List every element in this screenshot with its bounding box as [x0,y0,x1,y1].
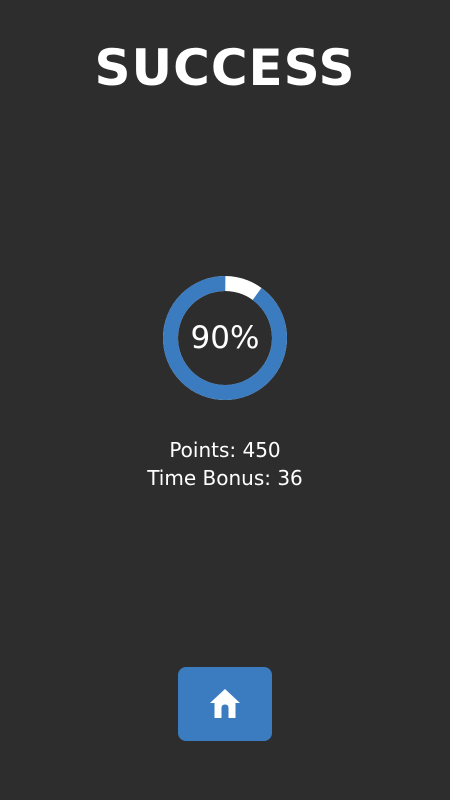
score-summary: Points: 450 Time Bonus: 36 [0,436,450,492]
progress-percent: 90% [190,320,260,356]
home-button[interactable] [178,667,272,741]
progress-ring: 90% [163,276,287,400]
home-icon [210,689,240,718]
time-bonus-text: Time Bonus: 36 [147,466,303,490]
points-text: Points: 450 [169,438,281,462]
page-title: SUCCESS [94,39,356,97]
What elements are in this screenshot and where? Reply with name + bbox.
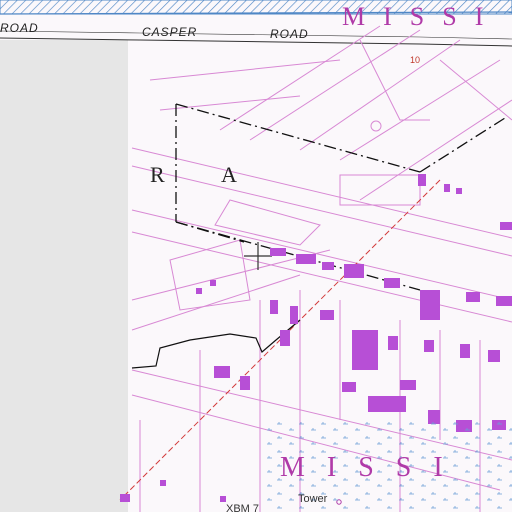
power-line <box>131 319 301 369</box>
road-label-west: ROAD <box>0 21 39 35</box>
missi-label-bottom: MISSI <box>280 452 465 483</box>
tower-label: Tower <box>298 493 328 505</box>
roundabout <box>370 120 382 132</box>
ra-label: R A <box>150 162 263 187</box>
road-label-east: ROAD <box>270 27 309 41</box>
map-canvas <box>0 0 512 512</box>
casper-label: CASPER <box>142 25 198 39</box>
contour-label: 10 <box>410 55 421 65</box>
topographic-map[interactable]: ROAD CASPER ROAD MISSI 10 R A MISSI Towe… <box>0 0 512 512</box>
xbm-label: XBM 7 <box>226 503 260 512</box>
gray-margin <box>0 40 128 512</box>
missi-label-top: MISSI <box>342 2 502 31</box>
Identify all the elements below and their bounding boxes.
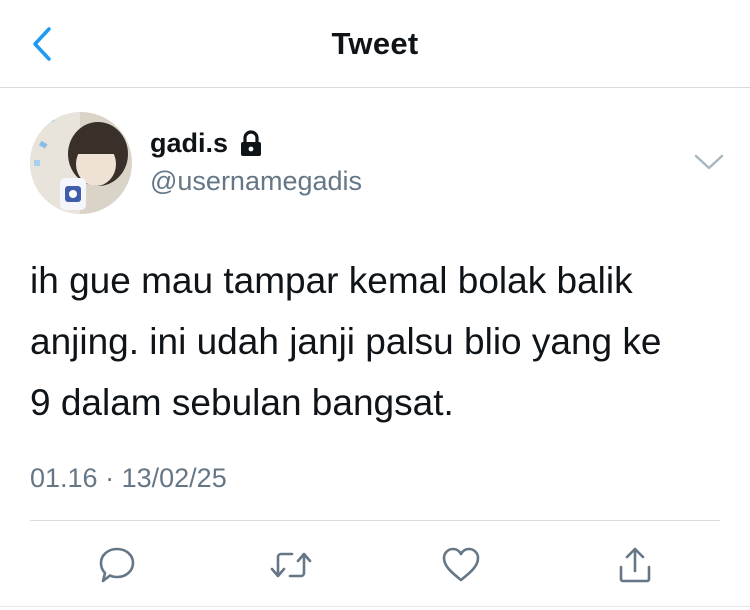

Task
Arrange all the rows above as a JSON list of strings with one string per line, skipping blank lines and leaving the pictures out.

Task response
[
  "List every element in this screenshot with its bounding box as [x0,y0,x1,y1].",
  "score-summary: Points: 450 Time Bonus: 36 [0,436,450,492]",
  "progress-percent: 90% [190,320,260,356]",
  "home-button[interactable] [178,667,272,741]",
  "progress-ring: 90% [163,276,287,400]",
  "home-icon [210,689,240,718]",
  "time-bonus-text: Time Bonus: 36 [147,466,303,490]",
  "points-text: Points: 450 [169,438,281,462]",
  "page-title: SUCCESS [94,39,356,97]",
  "What elements are in this screenshot and where? Reply with name + bbox.",
  "power-line <box>131 319 301 369</box>",
  "road-label-west: ROAD <box>0 21 39 35</box>",
  "missi-label-bottom: MISSI <box>280 452 465 483</box>",
  "tower-label: Tower <box>298 493 328 505</box>",
  "roundabout <box>370 120 382 132</box>",
  "ra-label: R A <box>150 162 263 187</box>",
  "road-label-east: ROAD <box>270 27 309 41</box>",
  "map-canvas <box>0 0 512 512</box>",
  "casper-label: CASPER <box>142 25 198 39</box>",
  "contour-label: 10 <box>410 55 421 65</box>",
  "topographic-map[interactable]: ROAD CASPER ROAD MISSI 10 R A MISSI Towe… <box>0 0 512 512</box>",
  "xbm-label: XBM 7 <box>226 503 260 512</box>",
  "gray-margin <box>0 40 128 512</box>",
  "missi-label-top: MISSI <box>342 2 502 31</box>",
  "Identify all the elements below and their bounding boxes."
]